In the material below, the lines containing the word "Preceding" are required; copy each of them.

>>>>>

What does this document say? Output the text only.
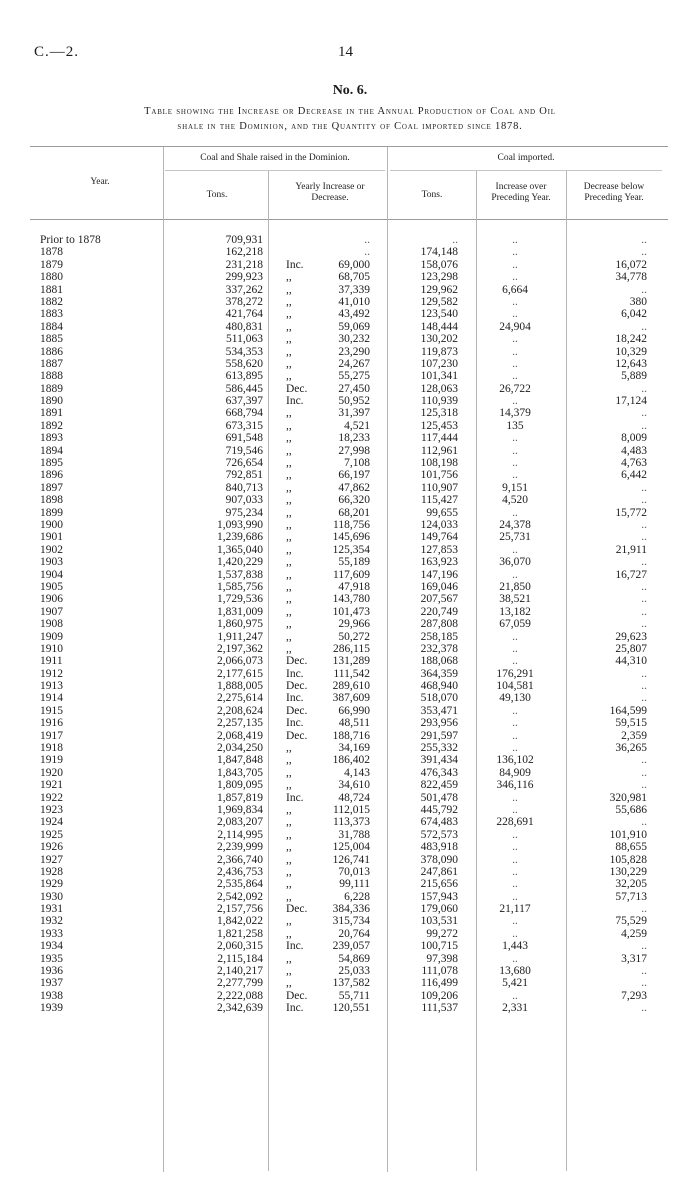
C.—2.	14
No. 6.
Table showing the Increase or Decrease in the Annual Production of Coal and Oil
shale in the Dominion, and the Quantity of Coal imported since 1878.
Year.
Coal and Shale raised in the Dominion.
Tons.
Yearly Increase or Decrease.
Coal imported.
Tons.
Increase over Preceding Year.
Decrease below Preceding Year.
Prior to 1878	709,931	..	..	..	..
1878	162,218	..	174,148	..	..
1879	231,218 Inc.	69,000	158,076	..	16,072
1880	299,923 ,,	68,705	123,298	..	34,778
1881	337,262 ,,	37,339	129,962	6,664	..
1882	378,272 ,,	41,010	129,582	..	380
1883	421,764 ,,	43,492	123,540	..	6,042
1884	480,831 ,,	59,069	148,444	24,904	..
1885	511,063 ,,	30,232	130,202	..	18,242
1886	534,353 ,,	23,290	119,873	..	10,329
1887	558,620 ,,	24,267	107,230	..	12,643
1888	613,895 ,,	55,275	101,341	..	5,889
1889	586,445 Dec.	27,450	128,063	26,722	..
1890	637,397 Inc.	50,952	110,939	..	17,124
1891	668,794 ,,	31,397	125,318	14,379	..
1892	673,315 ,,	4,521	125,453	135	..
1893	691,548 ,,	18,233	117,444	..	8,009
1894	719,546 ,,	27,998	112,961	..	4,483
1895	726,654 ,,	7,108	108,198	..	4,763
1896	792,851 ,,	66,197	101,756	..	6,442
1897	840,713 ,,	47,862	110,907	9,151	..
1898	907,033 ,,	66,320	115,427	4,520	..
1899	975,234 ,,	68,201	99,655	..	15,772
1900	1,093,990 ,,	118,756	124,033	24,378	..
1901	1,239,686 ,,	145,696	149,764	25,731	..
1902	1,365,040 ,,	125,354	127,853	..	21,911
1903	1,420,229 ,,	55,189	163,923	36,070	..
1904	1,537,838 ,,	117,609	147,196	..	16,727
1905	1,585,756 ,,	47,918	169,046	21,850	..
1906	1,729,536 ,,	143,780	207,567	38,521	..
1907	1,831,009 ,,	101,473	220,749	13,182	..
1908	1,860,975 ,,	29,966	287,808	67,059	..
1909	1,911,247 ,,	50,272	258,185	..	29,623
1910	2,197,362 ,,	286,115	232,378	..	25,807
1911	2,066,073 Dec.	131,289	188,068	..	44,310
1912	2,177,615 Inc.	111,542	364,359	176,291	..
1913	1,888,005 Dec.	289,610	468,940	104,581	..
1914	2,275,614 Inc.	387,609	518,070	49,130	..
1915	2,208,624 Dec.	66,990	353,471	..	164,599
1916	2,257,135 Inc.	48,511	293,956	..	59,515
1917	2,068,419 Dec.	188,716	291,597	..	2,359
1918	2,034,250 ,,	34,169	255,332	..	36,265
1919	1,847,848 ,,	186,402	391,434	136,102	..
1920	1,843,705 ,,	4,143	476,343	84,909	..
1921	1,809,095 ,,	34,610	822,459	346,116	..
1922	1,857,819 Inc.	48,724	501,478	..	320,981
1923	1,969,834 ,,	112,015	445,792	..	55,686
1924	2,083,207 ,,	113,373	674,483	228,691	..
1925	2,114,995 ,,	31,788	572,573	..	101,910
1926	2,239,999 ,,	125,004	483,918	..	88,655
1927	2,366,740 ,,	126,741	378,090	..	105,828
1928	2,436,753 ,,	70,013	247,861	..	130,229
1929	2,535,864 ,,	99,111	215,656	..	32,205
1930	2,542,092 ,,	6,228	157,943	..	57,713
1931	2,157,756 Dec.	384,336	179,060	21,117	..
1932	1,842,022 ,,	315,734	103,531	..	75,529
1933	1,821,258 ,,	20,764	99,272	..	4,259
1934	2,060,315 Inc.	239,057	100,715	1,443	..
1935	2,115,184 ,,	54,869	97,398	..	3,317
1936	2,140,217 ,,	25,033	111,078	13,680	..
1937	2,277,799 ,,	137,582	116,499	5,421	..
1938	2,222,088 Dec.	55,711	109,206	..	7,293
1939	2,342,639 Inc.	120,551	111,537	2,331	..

<<<<<

[Answer]:
Increase over Preceding Year.
Decrease below Preceding Year.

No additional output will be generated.